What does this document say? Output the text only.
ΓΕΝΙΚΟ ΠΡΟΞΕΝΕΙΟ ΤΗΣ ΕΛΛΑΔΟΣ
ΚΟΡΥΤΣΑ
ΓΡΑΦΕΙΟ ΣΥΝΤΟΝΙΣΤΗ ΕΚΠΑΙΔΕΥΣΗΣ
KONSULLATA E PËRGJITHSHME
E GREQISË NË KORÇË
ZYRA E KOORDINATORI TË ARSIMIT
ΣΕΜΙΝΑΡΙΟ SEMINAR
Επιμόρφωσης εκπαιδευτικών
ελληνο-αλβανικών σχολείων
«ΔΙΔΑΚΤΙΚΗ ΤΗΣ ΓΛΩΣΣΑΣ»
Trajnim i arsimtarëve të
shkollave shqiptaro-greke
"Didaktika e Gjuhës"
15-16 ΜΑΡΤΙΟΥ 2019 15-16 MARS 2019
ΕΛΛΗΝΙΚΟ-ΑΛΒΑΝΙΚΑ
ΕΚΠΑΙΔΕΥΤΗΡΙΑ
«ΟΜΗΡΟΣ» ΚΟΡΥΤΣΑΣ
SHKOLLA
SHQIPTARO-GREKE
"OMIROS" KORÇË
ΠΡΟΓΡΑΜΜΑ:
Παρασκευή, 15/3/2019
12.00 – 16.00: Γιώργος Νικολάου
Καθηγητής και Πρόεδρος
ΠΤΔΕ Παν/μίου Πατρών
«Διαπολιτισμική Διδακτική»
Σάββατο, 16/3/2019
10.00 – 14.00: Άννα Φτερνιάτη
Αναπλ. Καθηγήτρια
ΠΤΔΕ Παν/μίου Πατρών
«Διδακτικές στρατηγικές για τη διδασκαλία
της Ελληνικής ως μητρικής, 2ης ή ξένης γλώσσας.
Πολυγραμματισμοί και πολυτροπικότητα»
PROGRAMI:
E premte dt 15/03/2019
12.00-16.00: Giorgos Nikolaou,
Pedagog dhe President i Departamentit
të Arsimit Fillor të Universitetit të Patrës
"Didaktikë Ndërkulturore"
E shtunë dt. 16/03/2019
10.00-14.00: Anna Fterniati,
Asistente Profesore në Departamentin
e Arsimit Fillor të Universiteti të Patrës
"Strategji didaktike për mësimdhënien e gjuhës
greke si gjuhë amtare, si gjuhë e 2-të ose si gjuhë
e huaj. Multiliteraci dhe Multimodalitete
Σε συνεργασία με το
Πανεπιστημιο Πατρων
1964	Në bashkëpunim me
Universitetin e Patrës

● ● ●

Each entry above is to be printed again exactly.

What does this document say? Output the text only.
ΓΕΝΙΚΟ ΠΡΟΞΕΝΕΙΟ ΤΗΣ ΕΛΛΑΔΟΣ
ΚΟΡΥΤΣΑ
ΓΡΑΦΕΙΟ ΣΥΝΤΟΝΙΣΤΗ ΕΚΠΑΙΔΕΥΣΗΣ
KONSULLATA E PËRGJITHSHME
E GREQISË NË KORÇË
ZYRA E KOORDINATORI TË ARSIMIT
ΣΕΜΙΝΑΡΙΟ SEMINAR
Επιμόρφωσης εκπαιδευτικών
ελληνο-αλβανικών σχολείων
«ΔΙΔΑΚΤΙΚΗ ΤΗΣ ΓΛΩΣΣΑΣ»
Trajnim i arsimtarëve të
shkollave shqiptaro-greke
"Didaktika e Gjuhës"
15-16 ΜΑΡΤΙΟΥ 2019 15-16 MARS 2019
ΕΛΛΗΝΙΚΟ-ΑΛΒΑΝΙΚΑ
ΕΚΠΑΙΔΕΥΤΗΡΙΑ
«ΟΜΗΡΟΣ» ΚΟΡΥΤΣΑΣ
SHKOLLA
SHQIPTARO-GREKE
"OMIROS" KORÇË
ΠΡΟΓΡΑΜΜΑ:
Παρασκευή, 15/3/2019
12.00 – 16.00: Γιώργος Νικολάου
Καθηγητής και Πρόεδρος
ΠΤΔΕ Παν/μίου Πατρών
«Διαπολιτισμική Διδακτική»
Σάββατο, 16/3/2019
10.00 – 14.00: Άννα Φτερνιάτη
Αναπλ. Καθηγήτρια
ΠΤΔΕ Παν/μίου Πατρών
«Διδακτικές στρατηγικές για τη διδασκαλία
της Ελληνικής ως μητρικής, 2ης ή ξένης γλώσσας.
Πολυγραμματισμοί και πολυτροπικότητα»
PROGRAMI:
E premte dt 15/03/2019
12.00-16.00: Giorgos Nikolaou,
Pedagog dhe President i Departamentit
të Arsimit Fillor të Universitetit të Patrës
"Didaktikë Ndërkulturore"
E shtunë dt. 16/03/2019
10.00-14.00: Anna Fterniati,
Asistente Profesore në Departamentin
e Arsimit Fillor të Universiteti të Patrës
"Strategji didaktike për mësimdhënien e gjuhës
greke si gjuhë amtare, si gjuhë e 2-të ose si gjuhë
e huaj. Multiliteraci dhe Multimodalitete
Σε συνεργασία με το
Πανεπιστημιο Πατρων
1964	Në bashkëpunim me
Universitetin e Patrës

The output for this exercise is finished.